> CONSIGNE: Traduisez en anglais cette phrase de l’extrait sur la pédale Immerse Reverberator : « Mais, à l’inverse des pédales pensées pour être utilisées en parallèle du logiciel Expanse, elle n’est pas programmable et possède plus de boutons. »

> EXTRAIT DU TEXTE:
Commercialisée depuis quelques mois, la pédale de réverbe numérique Immerse Reverberator du constructeur californien Neunaber s’est très rapidement taillée une jolie réputation. Si les solutions proposées par Strymon ou encore Eventide étaient jusque-là préconisées par les amateurs d’effets haut de gamme, l’Immerse s’impose aujourd’hui comme une alternative crédible selon les dires de nombreux musiciens. Il était donc temps que la bête passe entre nos mains. Here comes a new challenger !
L’Immerse Reverberator est une sorte de « best of » des réverbes de Neunaber. La pédale a en effet été conçue pour accueillir les effets favoris de la marque présents dans le logiciel Expanse. Pour rappel, ce programme intègre des chorus, des réverbes, des délais, ou encore des phasers, fonctionnant de pair avec les pédales de la gamme du même nom. Chaque machine peut alors accueillir un effet au choix, entièrement configurable par l’intermédiaire du logiciel. Un boîtier en option, l’ExP Controller, permet même de modifier à la volée l’effet embarqué dans la pédale, ou encore de changer de presets.
L’Immerse fonctionne donc à partir des algorithmes de réverbe déjà présents dans d’autres produits de Neunaber. Mais, à l’inverse des pédales pensées pour être utilisées en parallèle du logiciel Expanse, elle n’est pas programmable et possède plus de boutons. Il n’est pas non plus possible de brancher le boîtier optionnel. C’est en quelque sorte une version « standalone » se concentrant sur les effets que le fabricant considère comme les plus réussis.

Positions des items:
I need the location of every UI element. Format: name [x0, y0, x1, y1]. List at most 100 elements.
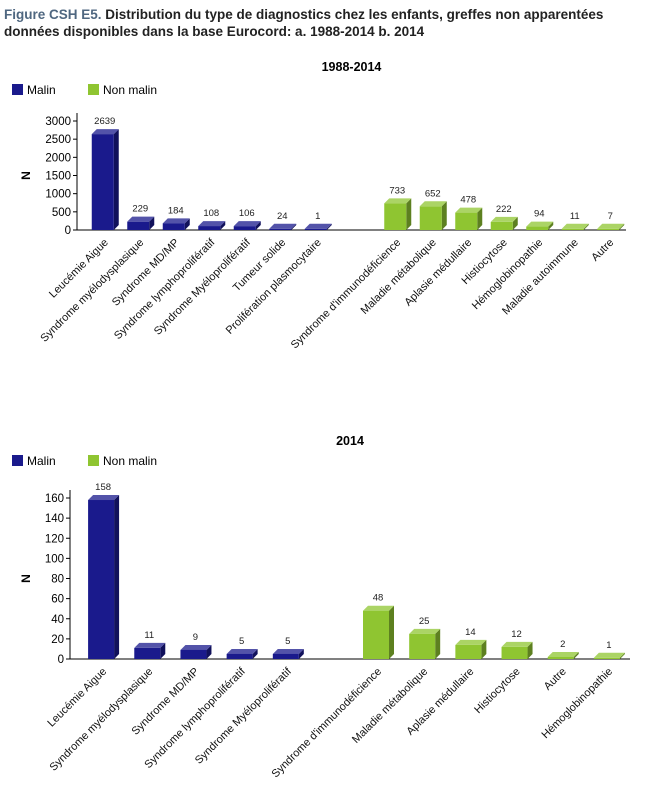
bar-front	[455, 644, 482, 659]
bar-front	[409, 633, 436, 659]
bar-top	[134, 642, 166, 648]
y-tick-label: 0	[65, 225, 71, 237]
bar-front	[363, 610, 389, 659]
legend-item-malin: Malin	[12, 454, 56, 468]
data-label: 1	[315, 211, 320, 222]
bar-front	[455, 212, 478, 230]
bar-front	[180, 649, 207, 659]
legend-swatch-malin	[12, 84, 23, 95]
data-label: 1	[606, 640, 611, 651]
bar-front	[272, 653, 299, 659]
data-label: 11	[144, 630, 154, 641]
bar-top	[409, 628, 441, 634]
figure-prefix: Figure CSH E5.	[4, 7, 102, 22]
data-label: 652	[425, 188, 441, 199]
bar-front	[134, 647, 161, 659]
bar-syndrome-myelodysplasique	[127, 216, 155, 230]
bar-histiocytose	[490, 216, 518, 230]
bar-aplasie-medullaire	[455, 207, 483, 230]
category-label: Syndrome Myéloprolifératif	[193, 665, 295, 767]
y-tick-label: 1500	[45, 171, 71, 183]
bar-side	[252, 648, 258, 659]
bar-top	[91, 129, 119, 135]
chart-1988-2014: 1988-2014 Malin Non malin 0 500 1000 1500 2000 2…	[12, 60, 626, 351]
bar-maladie-autoimmune	[561, 223, 589, 230]
chart-title: 1988-2014	[322, 60, 382, 74]
bar-autre	[597, 223, 625, 230]
data-label: 12	[511, 629, 522, 640]
bar-top	[198, 221, 226, 227]
bar-top	[419, 201, 447, 207]
y-tick-label: 2000	[45, 152, 71, 164]
data-label: 106	[239, 208, 255, 219]
bar-maladie-metabolique	[409, 628, 441, 659]
data-label: 229	[132, 204, 148, 215]
legend-item-malin: Malin	[12, 83, 56, 97]
y-tick-label: 40	[51, 614, 64, 626]
bar-side	[441, 201, 447, 230]
bar-front	[198, 226, 221, 230]
y-tick-label: 120	[45, 533, 64, 545]
y-tick-label: 160	[45, 493, 64, 505]
bar-front	[162, 223, 185, 230]
bar-front	[384, 203, 407, 230]
bar-front	[561, 228, 584, 230]
bar-front	[593, 657, 620, 659]
bar-side	[184, 218, 190, 230]
data-label: 733	[389, 185, 405, 196]
bar-front	[490, 221, 513, 230]
data-label: 2639	[94, 116, 115, 127]
bar-side	[298, 648, 304, 659]
bar-side	[477, 207, 483, 230]
bar-top	[501, 641, 533, 647]
bar-syndrome-myeloproliferatif	[272, 648, 304, 659]
bar-leucemie-aigue	[88, 495, 120, 659]
chart-2014: 2014 Malin Non malin 0 20 40 60 80 100 120 140 160 N…	[12, 434, 630, 780]
chart-title: 2014	[336, 434, 364, 448]
legend-item-non-malin: Non malin	[88, 454, 157, 468]
bar-side	[583, 223, 589, 230]
bar-aplasie-medullaire	[455, 639, 487, 659]
data-label: 108	[203, 208, 219, 219]
y-tick-label: 140	[45, 513, 64, 525]
bar-front	[233, 226, 256, 230]
data-label: 478	[460, 195, 476, 206]
bar-syndrome-myelodysplasique	[134, 642, 166, 659]
bar-top	[272, 648, 304, 654]
bar-top	[127, 216, 155, 222]
bar-side	[406, 198, 412, 230]
bar-side	[326, 223, 332, 230]
figure-title: Figure CSH E5. Distribution du type de d…	[4, 6, 634, 40]
bar-side	[255, 221, 261, 230]
bar-top	[593, 652, 625, 658]
bar-front	[127, 221, 150, 230]
bar-top	[547, 651, 579, 657]
data-label: 25	[419, 616, 430, 627]
bar-leucemie-aigue	[91, 129, 119, 230]
bar-top	[597, 223, 625, 229]
bar-hemoglobinopathie	[526, 221, 554, 230]
bar-side	[435, 628, 441, 659]
bar-top	[384, 198, 412, 204]
legend-swatch-non-malin	[88, 84, 99, 95]
bar-top	[561, 223, 589, 229]
data-label: 9	[193, 632, 198, 643]
data-label: 14	[465, 627, 476, 638]
bar-front	[269, 228, 292, 230]
bar-front	[419, 206, 442, 230]
bar-front	[501, 646, 528, 659]
bar-side	[206, 644, 212, 659]
data-label: 184	[168, 205, 184, 216]
y-tick-label: 80	[51, 574, 64, 586]
data-label: 7	[608, 211, 613, 222]
bar-top	[162, 218, 190, 224]
bar-syndrome-md-mp	[180, 644, 212, 659]
bar-side	[573, 651, 579, 659]
bar-histiocytose	[501, 641, 533, 659]
legend-label-non-malin: Non malin	[103, 454, 157, 468]
data-label: 24	[277, 211, 288, 222]
data-label: 11	[570, 211, 580, 222]
bar-side	[512, 216, 518, 230]
bar-top	[455, 207, 483, 213]
category-label: Autre	[589, 237, 616, 264]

> RÉSULTAT FINAL: But, unlike the pedals designed to be used alongside the Expanse software, it is not programmable and has more knobs.